> **SHORT PROBLEM**
Write out the data below exactly as given, without any of its pictures.

> **RECORDS SHOWN**
▽
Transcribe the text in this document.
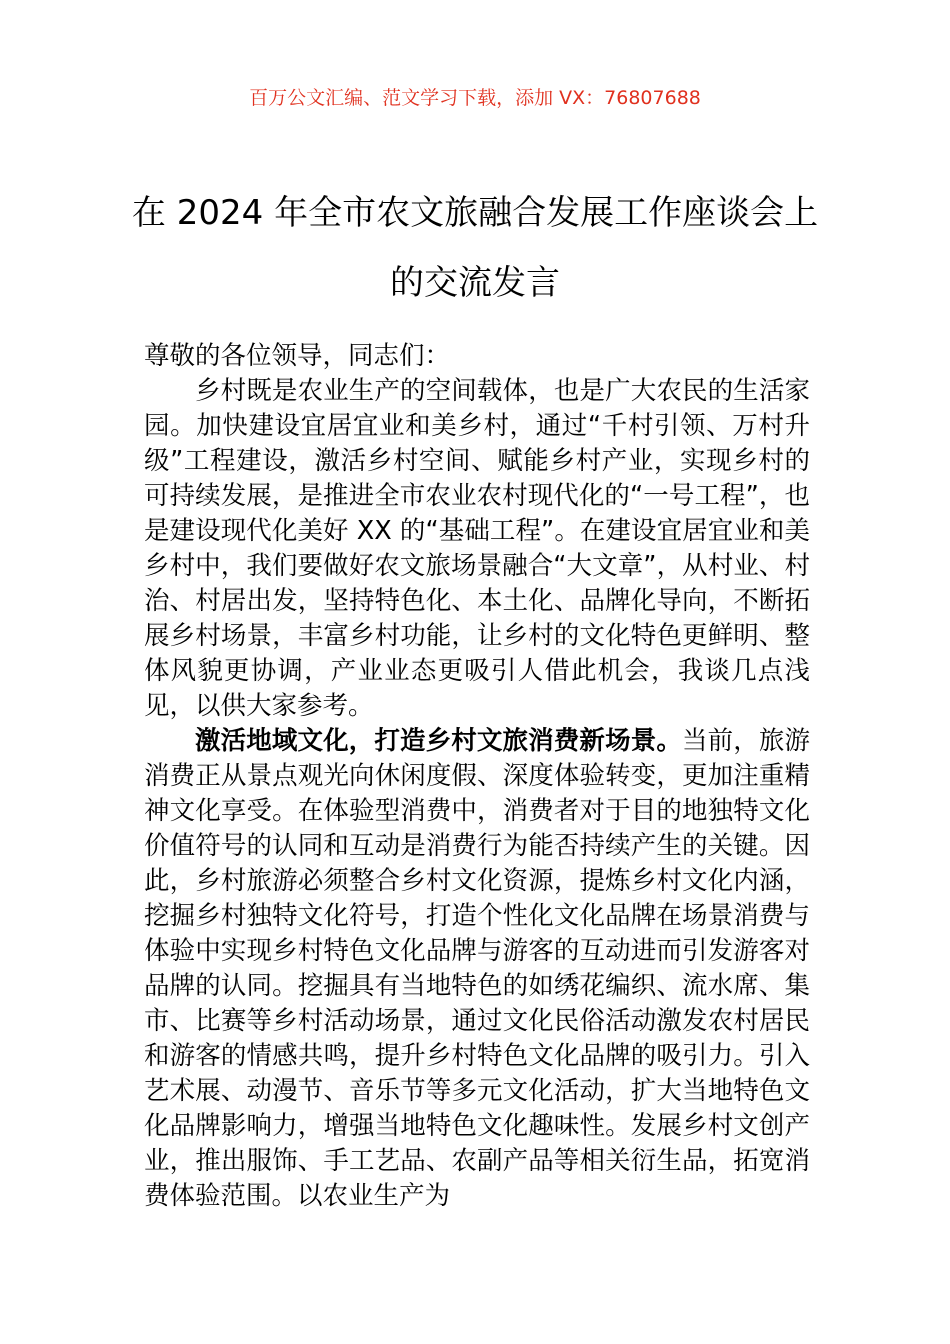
百万公文汇编、范文学习下载，添加 VX：76807688
在 2024 年全市农文旅融合发展工作座谈会上的交流发言

尊敬的各位领导，同志们：

乡村既是农业生产的空间载体，也是广大农民的生活家园。加快建设宜居宜业和美乡村，通过“千村引领、万村升级”工程建设，激活乡村空间、赋能乡村产业，实现乡村的可持续发展，是推进全市农业农村现代化的“一号工程”，也是建设现代化美好 XX 的“基础工程”。在建设宜居宜业和美乡村中，我们要做好农文旅场景融合“大文章”，从村业、村治、村居出发，坚持特色化、本土化、品牌化导向，不断拓展乡村场景，丰富乡村功能，让乡村的文化特色更鲜明、整体风貌更协调，产业业态更吸引人借此机会，我谈几点浅见，以供大家参考。

激活地域文化，打造乡村文旅消费新场景。当前，旅游消费正从景点观光向休闲度假、深度体验转变，更加注重精神文化享受。在体验型消费中，消费者对于目的地独特文化价值符号的认同和互动是消费行为能否持续产生的关键。因此，乡村旅游必须整合乡村文化资源，提炼乡村文化内涵，挖掘乡村独特文化符号，打造个性化文化品牌在场景消费与体验中实现乡村特色文化品牌与游客的互动进而引发游客对品牌的认同。挖掘具有当地特色的如绣花编织、流水席、集市、比赛等乡村活动场景，通过文化民俗活动激发农村居民和游客的情感共鸣，提升乡村特色文化品牌的吸引力。引入艺术展、动漫节、音乐节等多元文化活动，扩大当地特色文化品牌影响力，增强当地特色文化趣味性。发展乡村文创产业，推出服饰、手工艺品、农副产品等相关衍生品，拓宽消费体验范围。以农业生产为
△
> **OUTPUT FOR THIS EXERCISE**
Transcribe the text in this document.
百万公文汇编、范文学习下载，添加 VX：76807688
在 2024 年全市农文旅融合发展工作座谈会上的交流发言

尊敬的各位领导，同志们：

乡村既是农业生产的空间载体，也是广大农民的生活家园。加快建设宜居宜业和美乡村，通过“千村引领、万村升级”工程建设，激活乡村空间、赋能乡村产业，实现乡村的可持续发展，是推进全市农业农村现代化的“一号工程”，也是建设现代化美好 XX 的“基础工程”。在建设宜居宜业和美乡村中，我们要做好农文旅场景融合“大文章”，从村业、村治、村居出发，坚持特色化、本土化、品牌化导向，不断拓展乡村场景，丰富乡村功能，让乡村的文化特色更鲜明、整体风貌更协调，产业业态更吸引人借此机会，我谈几点浅见，以供大家参考。

激活地域文化，打造乡村文旅消费新场景。当前，旅游消费正从景点观光向休闲度假、深度体验转变，更加注重精神文化享受。在体验型消费中，消费者对于目的地独特文化价值符号的认同和互动是消费行为能否持续产生的关键。因此，乡村旅游必须整合乡村文化资源，提炼乡村文化内涵，挖掘乡村独特文化符号，打造个性化文化品牌在场景消费与体验中实现乡村特色文化品牌与游客的互动进而引发游客对品牌的认同。挖掘具有当地特色的如绣花编织、流水席、集市、比赛等乡村活动场景，通过文化民俗活动激发农村居民和游客的情感共鸣，提升乡村特色文化品牌的吸引力。引入艺术展、动漫节、音乐节等多元文化活动，扩大当地特色文化品牌影响力，增强当地特色文化趣味性。发展乡村文创产业，推出服饰、手工艺品、农副产品等相关衍生品，拓宽消费体验范围。以农业生产为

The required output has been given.